▸ YOUR OBJECTIVE: Pictures stay out of the copy; restate everything else in the material exactly.

▸ STORED DATA:
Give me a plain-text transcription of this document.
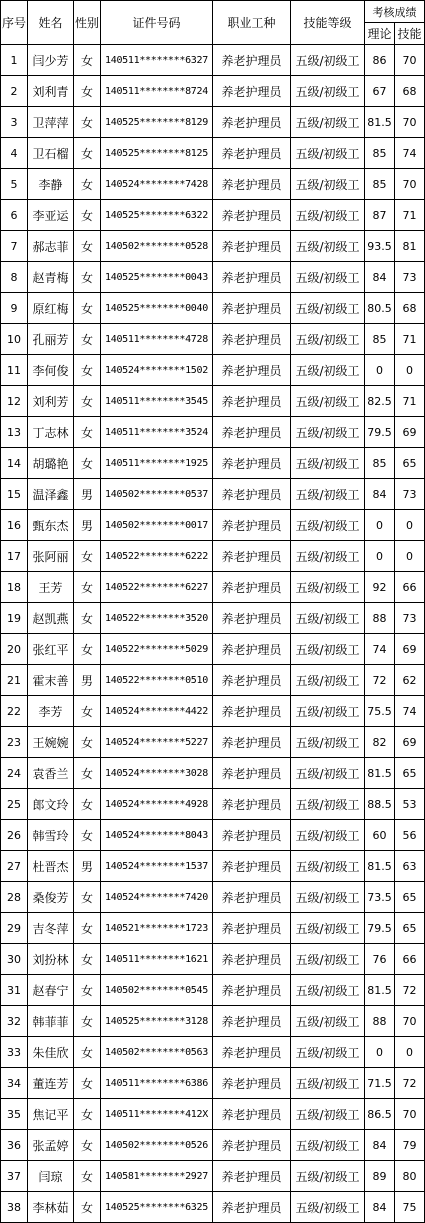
序号	姓名	性别	证件号码	职业工种	技能等级	考核成绩	
						理论	技能
1	闫少芳	女	140511********6327	养老护理员	五级/初级工	86	70
2	刘利青	女	140511********8724	养老护理员	五级/初级工	67	68
3	卫萍萍	女	140525********8129	养老护理员	五级/初级工	81.5	70
4	卫石榴	女	140525********8125	养老护理员	五级/初级工	85	74
5	李静	女	140524********7428	养老护理员	五级/初级工	85	70
6	李亚运	女	140525********6322	养老护理员	五级/初级工	87	71
7	郝志菲	女	140502********0528	养老护理员	五级/初级工	93.5	81
8	赵青梅	女	140525********0043	养老护理员	五级/初级工	84	73
9	原红梅	女	140525********0040	养老护理员	五级/初级工	80.5	68
10	孔丽芳	女	140511********4728	养老护理员	五级/初级工	85	71
11	李何俊	女	140524********1502	养老护理员	五级/初级工	0	0
12	刘利芳	女	140511********3545	养老护理员	五级/初级工	82.5	71
13	丁志林	女	140511********3524	养老护理员	五级/初级工	79.5	69
14	胡璐艳	女	140511********1925	养老护理员	五级/初级工	85	65
15	温泽鑫	男	140502********0537	养老护理员	五级/初级工	84	73
16	甄东杰	男	140502********0017	养老护理员	五级/初级工	0	0
17	张阿丽	女	140522********6222	养老护理员	五级/初级工	0	0
18	王芳	女	140522********6227	养老护理员	五级/初级工	92	66
19	赵凯燕	女	140522********3520	养老护理员	五级/初级工	88	73
20	张红平	女	140522********5029	养老护理员	五级/初级工	74	69
21	霍末善	男	140522********0510	养老护理员	五级/初级工	72	62
22	李芳	女	140524********4422	养老护理员	五级/初级工	75.5	74
23	王婉婉	女	140524********5227	养老护理员	五级/初级工	82	69
24	袁香兰	女	140524********3028	养老护理员	五级/初级工	81.5	65
25	郎文玲	女	140524********4928	养老护理员	五级/初级工	88.5	53
26	韩雪玲	女	140524********8043	养老护理员	五级/初级工	60	56
27	杜晋杰	男	140524********1537	养老护理员	五级/初级工	81.5	63
28	桑俊芳	女	140524********7420	养老护理员	五级/初级工	73.5	65
29	吉冬萍	女	140521********1723	养老护理员	五级/初级工	79.5	65
30	刘扮林	女	140511********1621	养老护理员	五级/初级工	76	66
31	赵春宁	女	140502********0545	养老护理员	五级/初级工	81.5	72
32	韩菲菲	女	140525********3128	养老护理员	五级/初级工	88	70
33	朱佳欣	女	140502********0563	养老护理员	五级/初级工	0	0
34	董连芳	女	140511********6386	养老护理员	五级/初级工	71.5	72
35	焦记平	女	140511********412X	养老护理员	五级/初级工	86.5	70
36	张孟婷	女	140502********0526	养老护理员	五级/初级工	84	79
37	闫琼	女	140581********2927	养老护理员	五级/初级工	89	80
38	李林茹	女	140525********6325	养老护理员	五级/初级工	84	75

▸ OUTPUT OF THE EXERCISE:
Give me a plain-text transcription of this document.
序号	姓名	性别	证件号码	职业工种	技能等级	考核成绩	
						理论	技能
1	闫少芳	女	140511********6327	养老护理员	五级/初级工	86	70
2	刘利青	女	140511********8724	养老护理员	五级/初级工	67	68
3	卫萍萍	女	140525********8129	养老护理员	五级/初级工	81.5	70
4	卫石榴	女	140525********8125	养老护理员	五级/初级工	85	74
5	李静	女	140524********7428	养老护理员	五级/初级工	85	70
6	李亚运	女	140525********6322	养老护理员	五级/初级工	87	71
7	郝志菲	女	140502********0528	养老护理员	五级/初级工	93.5	81
8	赵青梅	女	140525********0043	养老护理员	五级/初级工	84	73
9	原红梅	女	140525********0040	养老护理员	五级/初级工	80.5	68
10	孔丽芳	女	140511********4728	养老护理员	五级/初级工	85	71
11	李何俊	女	140524********1502	养老护理员	五级/初级工	0	0
12	刘利芳	女	140511********3545	养老护理员	五级/初级工	82.5	71
13	丁志林	女	140511********3524	养老护理员	五级/初级工	79.5	69
14	胡璐艳	女	140511********1925	养老护理员	五级/初级工	85	65
15	温泽鑫	男	140502********0537	养老护理员	五级/初级工	84	73
16	甄东杰	男	140502********0017	养老护理员	五级/初级工	0	0
17	张阿丽	女	140522********6222	养老护理员	五级/初级工	0	0
18	王芳	女	140522********6227	养老护理员	五级/初级工	92	66
19	赵凯燕	女	140522********3520	养老护理员	五级/初级工	88	73
20	张红平	女	140522********5029	养老护理员	五级/初级工	74	69
21	霍末善	男	140522********0510	养老护理员	五级/初级工	72	62
22	李芳	女	140524********4422	养老护理员	五级/初级工	75.5	74
23	王婉婉	女	140524********5227	养老护理员	五级/初级工	82	69
24	袁香兰	女	140524********3028	养老护理员	五级/初级工	81.5	65
25	郎文玲	女	140524********4928	养老护理员	五级/初级工	88.5	53
26	韩雪玲	女	140524********8043	养老护理员	五级/初级工	60	56
27	杜晋杰	男	140524********1537	养老护理员	五级/初级工	81.5	63
28	桑俊芳	女	140524********7420	养老护理员	五级/初级工	73.5	65
29	吉冬萍	女	140521********1723	养老护理员	五级/初级工	79.5	65
30	刘扮林	女	140511********1621	养老护理员	五级/初级工	76	66
31	赵春宁	女	140502********0545	养老护理员	五级/初级工	81.5	72
32	韩菲菲	女	140525********3128	养老护理员	五级/初级工	88	70
33	朱佳欣	女	140502********0563	养老护理员	五级/初级工	0	0
34	董连芳	女	140511********6386	养老护理员	五级/初级工	71.5	72
35	焦记平	女	140511********412X	养老护理员	五级/初级工	86.5	70
36	张孟婷	女	140502********0526	养老护理员	五级/初级工	84	79
37	闫琼	女	140581********2927	养老护理员	五级/初级工	89	80
38	李林茹	女	140525********6325	养老护理员	五级/初级工	84	75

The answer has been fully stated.